* begin RECORDS *

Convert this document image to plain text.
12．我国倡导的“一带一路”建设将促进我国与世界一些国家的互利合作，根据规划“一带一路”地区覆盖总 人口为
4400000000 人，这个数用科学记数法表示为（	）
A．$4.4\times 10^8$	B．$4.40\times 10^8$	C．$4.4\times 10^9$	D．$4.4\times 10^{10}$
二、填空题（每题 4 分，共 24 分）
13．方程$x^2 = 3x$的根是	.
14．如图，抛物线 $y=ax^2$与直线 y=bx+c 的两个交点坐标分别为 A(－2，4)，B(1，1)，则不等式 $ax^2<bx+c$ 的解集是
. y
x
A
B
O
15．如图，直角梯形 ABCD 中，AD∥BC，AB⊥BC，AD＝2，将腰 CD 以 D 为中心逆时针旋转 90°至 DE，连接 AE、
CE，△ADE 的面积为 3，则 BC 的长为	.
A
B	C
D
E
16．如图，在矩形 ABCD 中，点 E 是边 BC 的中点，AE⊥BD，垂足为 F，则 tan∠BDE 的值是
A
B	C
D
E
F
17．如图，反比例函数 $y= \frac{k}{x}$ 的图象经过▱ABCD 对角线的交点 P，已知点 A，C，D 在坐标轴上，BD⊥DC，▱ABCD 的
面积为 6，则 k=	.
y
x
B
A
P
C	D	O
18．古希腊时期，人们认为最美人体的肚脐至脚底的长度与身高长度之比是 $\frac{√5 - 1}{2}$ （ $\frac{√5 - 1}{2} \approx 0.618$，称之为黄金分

* end RECORDS *

◆ GIVEN REQUEST:
Set every line of the listing down word for word.

◆ TASK ANSWER:
Convert this document image to plain text.
12．我国倡导的“一带一路”建设将促进我国与世界一些国家的互利合作，根据规划“一带一路”地区覆盖总 人口为
4400000000 人，这个数用科学记数法表示为（	）
A．$4.4\times 10^8$	B．$4.40\times 10^8$	C．$4.4\times 10^9$	D．$4.4\times 10^{10}$
二、填空题（每题 4 分，共 24 分）
13．方程$x^2 = 3x$的根是	.
14．如图，抛物线 $y=ax^2$与直线 y=bx+c 的两个交点坐标分别为 A(－2，4)，B(1，1)，则不等式 $ax^2<bx+c$ 的解集是
. y
x
A
B
O
15．如图，直角梯形 ABCD 中，AD∥BC，AB⊥BC，AD＝2，将腰 CD 以 D 为中心逆时针旋转 90°至 DE，连接 AE、
CE，△ADE 的面积为 3，则 BC 的长为	.
A
B	C
D
E
16．如图，在矩形 ABCD 中，点 E 是边 BC 的中点，AE⊥BD，垂足为 F，则 tan∠BDE 的值是
A
B	C
D
E
F
17．如图，反比例函数 $y= \frac{k}{x}$ 的图象经过▱ABCD 对角线的交点 P，已知点 A，C，D 在坐标轴上，BD⊥DC，▱ABCD 的
面积为 6，则 k=	.
y
x
B
A
P
C	D	O
18．古希腊时期，人们认为最美人体的肚脐至脚底的长度与身高长度之比是 $\frac{√5 - 1}{2}$ （ $\frac{√5 - 1}{2} \approx 0.618$，称之为黄金分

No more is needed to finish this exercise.